§ **What is needed**
Copy the items below word for word, starting at the line that contains "Localize all elements." and stopping after the line that contains "legend-bullet-icon: [534, 326, 541, 333]". Leave the pictures out of your copy.

§ **Supplied data**
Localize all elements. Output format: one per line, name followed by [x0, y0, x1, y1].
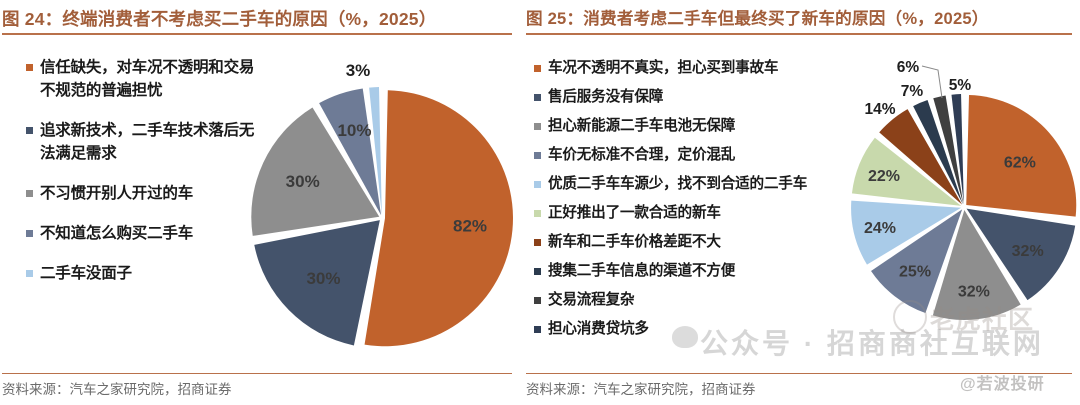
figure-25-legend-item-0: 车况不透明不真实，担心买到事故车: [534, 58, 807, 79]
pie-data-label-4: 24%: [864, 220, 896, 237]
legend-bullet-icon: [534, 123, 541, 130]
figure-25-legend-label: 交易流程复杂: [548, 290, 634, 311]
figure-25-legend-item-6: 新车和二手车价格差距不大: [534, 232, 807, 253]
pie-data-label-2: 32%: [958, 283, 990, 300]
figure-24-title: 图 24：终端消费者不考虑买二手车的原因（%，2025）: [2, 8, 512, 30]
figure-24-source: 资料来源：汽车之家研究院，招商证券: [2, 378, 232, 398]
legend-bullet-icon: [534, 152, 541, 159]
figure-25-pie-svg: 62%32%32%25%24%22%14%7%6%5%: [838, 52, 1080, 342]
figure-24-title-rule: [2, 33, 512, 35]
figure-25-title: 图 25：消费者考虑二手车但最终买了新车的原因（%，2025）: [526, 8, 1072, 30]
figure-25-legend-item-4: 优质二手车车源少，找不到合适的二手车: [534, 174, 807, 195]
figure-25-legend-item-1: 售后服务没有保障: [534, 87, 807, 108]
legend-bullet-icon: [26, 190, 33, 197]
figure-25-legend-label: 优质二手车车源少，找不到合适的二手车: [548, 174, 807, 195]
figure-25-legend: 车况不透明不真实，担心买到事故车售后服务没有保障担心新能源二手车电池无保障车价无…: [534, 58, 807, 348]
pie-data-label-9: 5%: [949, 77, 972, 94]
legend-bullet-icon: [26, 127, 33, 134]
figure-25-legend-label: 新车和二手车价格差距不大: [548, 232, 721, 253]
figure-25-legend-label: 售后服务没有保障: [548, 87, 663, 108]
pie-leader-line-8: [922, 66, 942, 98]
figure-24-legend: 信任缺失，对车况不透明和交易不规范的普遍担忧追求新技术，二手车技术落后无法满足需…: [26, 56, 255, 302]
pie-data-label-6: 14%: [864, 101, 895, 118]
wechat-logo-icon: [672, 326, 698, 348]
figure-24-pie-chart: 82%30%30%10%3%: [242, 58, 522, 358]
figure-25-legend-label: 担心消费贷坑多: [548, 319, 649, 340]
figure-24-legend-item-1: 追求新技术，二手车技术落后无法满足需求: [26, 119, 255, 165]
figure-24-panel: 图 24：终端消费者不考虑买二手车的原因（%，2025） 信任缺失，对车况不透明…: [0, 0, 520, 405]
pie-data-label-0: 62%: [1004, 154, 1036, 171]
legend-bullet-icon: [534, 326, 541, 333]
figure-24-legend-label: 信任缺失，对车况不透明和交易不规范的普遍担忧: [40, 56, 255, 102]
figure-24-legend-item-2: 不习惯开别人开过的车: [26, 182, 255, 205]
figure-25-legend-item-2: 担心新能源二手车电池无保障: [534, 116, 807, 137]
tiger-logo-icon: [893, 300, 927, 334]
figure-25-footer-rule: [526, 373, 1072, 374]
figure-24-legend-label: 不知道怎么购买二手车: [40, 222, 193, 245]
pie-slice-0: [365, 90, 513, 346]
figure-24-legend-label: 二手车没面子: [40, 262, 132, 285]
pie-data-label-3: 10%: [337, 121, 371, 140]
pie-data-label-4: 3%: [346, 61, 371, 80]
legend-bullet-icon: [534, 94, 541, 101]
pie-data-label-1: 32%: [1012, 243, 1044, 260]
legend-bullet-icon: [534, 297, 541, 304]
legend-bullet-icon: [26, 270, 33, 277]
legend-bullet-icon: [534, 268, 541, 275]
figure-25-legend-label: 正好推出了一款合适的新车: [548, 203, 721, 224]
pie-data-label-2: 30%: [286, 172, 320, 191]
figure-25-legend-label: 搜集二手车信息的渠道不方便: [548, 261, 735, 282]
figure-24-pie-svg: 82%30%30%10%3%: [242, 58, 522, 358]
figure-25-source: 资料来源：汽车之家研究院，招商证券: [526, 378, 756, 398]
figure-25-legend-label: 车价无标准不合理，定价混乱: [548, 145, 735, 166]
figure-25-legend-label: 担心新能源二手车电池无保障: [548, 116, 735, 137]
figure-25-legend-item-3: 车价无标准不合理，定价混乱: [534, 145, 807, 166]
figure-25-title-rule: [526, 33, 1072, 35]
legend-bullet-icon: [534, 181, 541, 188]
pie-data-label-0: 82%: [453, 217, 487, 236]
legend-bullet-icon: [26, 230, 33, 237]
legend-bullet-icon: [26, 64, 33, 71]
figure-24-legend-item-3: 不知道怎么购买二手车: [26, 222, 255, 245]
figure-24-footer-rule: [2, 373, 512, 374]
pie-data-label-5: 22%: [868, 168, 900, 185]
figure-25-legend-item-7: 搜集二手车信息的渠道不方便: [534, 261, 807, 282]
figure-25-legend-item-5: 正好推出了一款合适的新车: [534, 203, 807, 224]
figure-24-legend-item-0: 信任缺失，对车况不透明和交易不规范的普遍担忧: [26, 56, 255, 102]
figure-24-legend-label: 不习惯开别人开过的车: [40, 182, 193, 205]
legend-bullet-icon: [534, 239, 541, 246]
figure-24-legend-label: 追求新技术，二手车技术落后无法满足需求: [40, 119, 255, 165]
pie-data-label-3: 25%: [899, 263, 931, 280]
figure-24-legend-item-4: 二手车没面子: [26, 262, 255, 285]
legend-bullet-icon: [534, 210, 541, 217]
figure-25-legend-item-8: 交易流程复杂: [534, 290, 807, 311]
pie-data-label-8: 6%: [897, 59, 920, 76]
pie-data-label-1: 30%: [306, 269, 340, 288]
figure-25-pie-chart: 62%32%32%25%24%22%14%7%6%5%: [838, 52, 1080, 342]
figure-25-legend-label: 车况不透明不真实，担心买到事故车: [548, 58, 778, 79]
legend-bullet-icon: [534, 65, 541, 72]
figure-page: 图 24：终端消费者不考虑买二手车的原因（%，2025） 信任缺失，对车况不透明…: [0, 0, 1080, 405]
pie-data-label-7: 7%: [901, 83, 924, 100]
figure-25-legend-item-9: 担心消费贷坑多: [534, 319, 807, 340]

---

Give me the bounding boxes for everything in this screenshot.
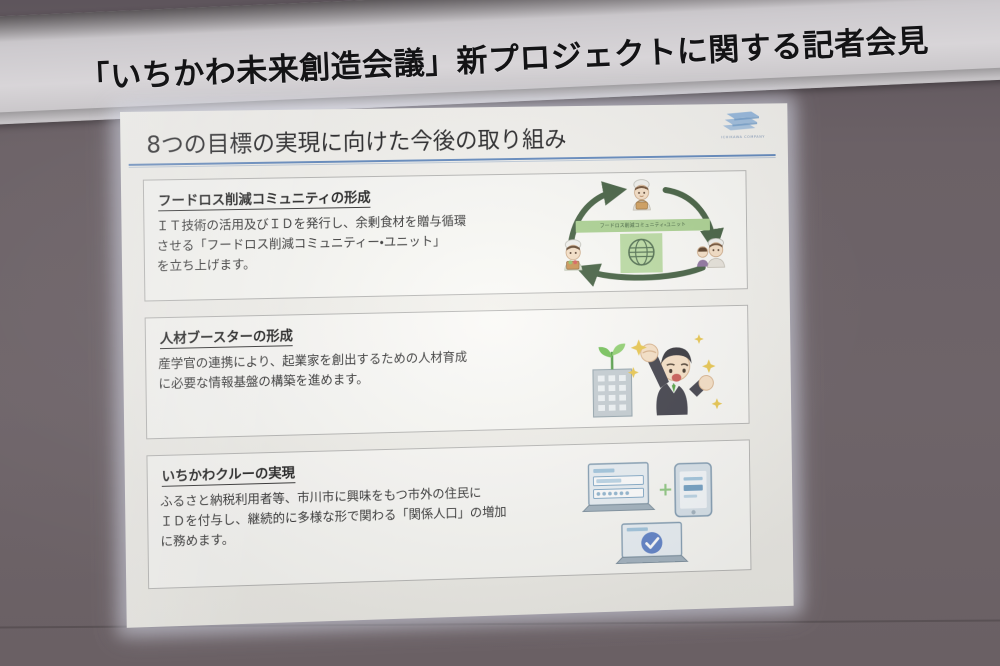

§ **Task output**
Localize all elements. Output format: one per line, name followed by [x0, y0, x1, y1].
figure-25-legend-item-0: 车况不透明不真实，担心买到事故车: [534, 58, 807, 79]
pie-data-label-4: 24%: [864, 220, 896, 237]
legend-bullet-icon: [534, 123, 541, 130]
figure-25-legend-label: 交易流程复杂: [548, 290, 634, 311]
figure-25-legend-item-6: 新车和二手车价格差距不大: [534, 232, 807, 253]
pie-data-label-2: 32%: [958, 283, 990, 300]
figure-24-title: 图 24：终端消费者不考虑买二手车的原因（%，2025）: [2, 8, 512, 30]
figure-24-source: 资料来源：汽车之家研究院，招商证券: [2, 378, 232, 398]
legend-bullet-icon: [534, 152, 541, 159]
figure-25-pie-svg: 62%32%32%25%24%22%14%7%6%5%: [838, 52, 1080, 342]
figure-24-title-rule: [2, 33, 512, 35]
figure-25-title: 图 25：消费者考虑二手车但最终买了新车的原因（%，2025）: [526, 8, 1072, 30]
figure-25-legend-item-4: 优质二手车车源少，找不到合适的二手车: [534, 174, 807, 195]
figure-25-legend-item-1: 售后服务没有保障: [534, 87, 807, 108]
legend-bullet-icon: [26, 190, 33, 197]
figure-25-legend-label: 优质二手车车源少，找不到合适的二手车: [548, 174, 807, 195]
figure-25-legend: 车况不透明不真实，担心买到事故车售后服务没有保障担心新能源二手车电池无保障车价无…: [534, 58, 807, 348]
pie-data-label-9: 5%: [949, 77, 972, 94]
legend-bullet-icon: [26, 127, 33, 134]
figure-25-legend-label: 新车和二手车价格差距不大: [548, 232, 721, 253]
figure-25-legend-label: 售后服务没有保障: [548, 87, 663, 108]
pie-leader-line-8: [922, 66, 942, 98]
figure-24-legend: 信任缺失，对车况不透明和交易不规范的普遍担忧追求新技术，二手车技术落后无法满足需…: [26, 56, 255, 302]
pie-data-label-6: 14%: [864, 101, 895, 118]
wechat-logo-icon: [672, 326, 698, 348]
figure-24-pie-chart: 82%30%30%10%3%: [242, 58, 522, 358]
figure-25-legend-label: 担心消费贷坑多: [548, 319, 649, 340]
figure-24-legend-item-1: 追求新技术，二手车技术落后无法满足需求: [26, 119, 255, 165]
figure-24-panel: 图 24：终端消费者不考虑买二手车的原因（%，2025） 信任缺失，对车况不透明…: [0, 0, 520, 405]
pie-data-label-0: 62%: [1004, 154, 1036, 171]
legend-bullet-icon: [534, 326, 541, 333]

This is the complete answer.